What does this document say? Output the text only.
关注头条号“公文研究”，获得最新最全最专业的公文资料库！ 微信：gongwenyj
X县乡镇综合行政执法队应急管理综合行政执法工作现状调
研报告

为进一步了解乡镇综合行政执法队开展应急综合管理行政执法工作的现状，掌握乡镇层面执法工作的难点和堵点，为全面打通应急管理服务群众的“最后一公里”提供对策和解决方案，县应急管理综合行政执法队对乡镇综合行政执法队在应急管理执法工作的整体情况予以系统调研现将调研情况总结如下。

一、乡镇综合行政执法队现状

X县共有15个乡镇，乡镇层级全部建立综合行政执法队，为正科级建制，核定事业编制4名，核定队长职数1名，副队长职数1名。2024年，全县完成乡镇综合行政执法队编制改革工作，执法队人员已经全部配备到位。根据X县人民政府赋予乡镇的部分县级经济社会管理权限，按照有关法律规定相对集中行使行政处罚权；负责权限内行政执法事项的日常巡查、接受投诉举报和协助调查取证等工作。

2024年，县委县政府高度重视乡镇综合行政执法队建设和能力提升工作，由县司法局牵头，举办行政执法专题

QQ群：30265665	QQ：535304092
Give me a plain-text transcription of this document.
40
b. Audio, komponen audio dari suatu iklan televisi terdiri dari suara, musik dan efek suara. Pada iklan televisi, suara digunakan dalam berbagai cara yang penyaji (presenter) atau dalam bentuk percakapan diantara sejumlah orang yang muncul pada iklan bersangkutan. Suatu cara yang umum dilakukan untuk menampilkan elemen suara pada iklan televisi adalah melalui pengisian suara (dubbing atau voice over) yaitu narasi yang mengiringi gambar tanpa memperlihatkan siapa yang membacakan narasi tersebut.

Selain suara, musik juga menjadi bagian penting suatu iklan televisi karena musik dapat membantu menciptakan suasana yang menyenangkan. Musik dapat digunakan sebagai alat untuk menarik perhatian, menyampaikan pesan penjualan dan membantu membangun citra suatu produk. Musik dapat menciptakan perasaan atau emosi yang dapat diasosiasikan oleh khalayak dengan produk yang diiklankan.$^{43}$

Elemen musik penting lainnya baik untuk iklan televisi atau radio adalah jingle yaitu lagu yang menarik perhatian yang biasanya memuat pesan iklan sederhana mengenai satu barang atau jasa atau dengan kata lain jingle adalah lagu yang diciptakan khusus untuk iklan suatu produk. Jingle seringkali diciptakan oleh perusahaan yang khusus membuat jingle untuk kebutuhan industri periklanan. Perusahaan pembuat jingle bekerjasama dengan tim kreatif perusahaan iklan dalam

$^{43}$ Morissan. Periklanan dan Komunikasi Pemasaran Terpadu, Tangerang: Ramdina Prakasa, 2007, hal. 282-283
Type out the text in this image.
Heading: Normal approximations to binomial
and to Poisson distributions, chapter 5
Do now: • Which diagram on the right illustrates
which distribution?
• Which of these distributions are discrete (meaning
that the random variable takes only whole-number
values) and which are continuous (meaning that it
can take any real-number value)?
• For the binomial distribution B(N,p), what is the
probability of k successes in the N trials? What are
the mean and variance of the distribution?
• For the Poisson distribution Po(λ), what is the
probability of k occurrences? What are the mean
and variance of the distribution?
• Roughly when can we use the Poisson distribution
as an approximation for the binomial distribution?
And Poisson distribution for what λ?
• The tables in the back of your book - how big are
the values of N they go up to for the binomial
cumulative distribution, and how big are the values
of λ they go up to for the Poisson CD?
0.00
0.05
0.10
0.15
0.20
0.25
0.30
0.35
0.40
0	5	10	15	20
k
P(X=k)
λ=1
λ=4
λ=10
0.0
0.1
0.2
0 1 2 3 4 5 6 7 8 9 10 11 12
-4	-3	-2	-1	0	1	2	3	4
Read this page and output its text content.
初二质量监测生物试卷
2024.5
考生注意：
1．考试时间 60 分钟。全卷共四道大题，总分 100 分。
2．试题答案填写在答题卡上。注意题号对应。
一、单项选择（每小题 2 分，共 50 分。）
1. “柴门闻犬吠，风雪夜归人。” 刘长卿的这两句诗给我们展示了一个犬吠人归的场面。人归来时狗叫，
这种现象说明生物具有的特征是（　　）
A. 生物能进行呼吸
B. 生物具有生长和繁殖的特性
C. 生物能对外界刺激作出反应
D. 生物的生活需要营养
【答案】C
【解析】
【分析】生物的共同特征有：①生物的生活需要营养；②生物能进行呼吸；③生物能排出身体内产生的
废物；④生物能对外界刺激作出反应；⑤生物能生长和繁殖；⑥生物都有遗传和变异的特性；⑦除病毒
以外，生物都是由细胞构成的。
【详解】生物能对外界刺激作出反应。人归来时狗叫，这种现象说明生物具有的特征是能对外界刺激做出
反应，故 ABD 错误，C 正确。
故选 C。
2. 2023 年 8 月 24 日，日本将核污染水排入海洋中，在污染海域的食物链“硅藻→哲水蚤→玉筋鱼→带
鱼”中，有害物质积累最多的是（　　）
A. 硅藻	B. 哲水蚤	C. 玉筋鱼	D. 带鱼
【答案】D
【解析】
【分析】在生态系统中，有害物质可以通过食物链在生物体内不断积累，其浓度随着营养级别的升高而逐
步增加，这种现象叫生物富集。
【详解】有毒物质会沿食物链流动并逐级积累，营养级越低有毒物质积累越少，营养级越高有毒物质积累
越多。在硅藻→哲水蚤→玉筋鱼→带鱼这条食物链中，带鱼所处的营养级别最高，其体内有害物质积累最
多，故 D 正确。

########

• GIVEN PROBLEM
Pick out every line holding the string "they" and return it.

• OUTPUT OF THE TASK
the values of N they go up to for the binomial
of λ they go up to for the Poisson CD?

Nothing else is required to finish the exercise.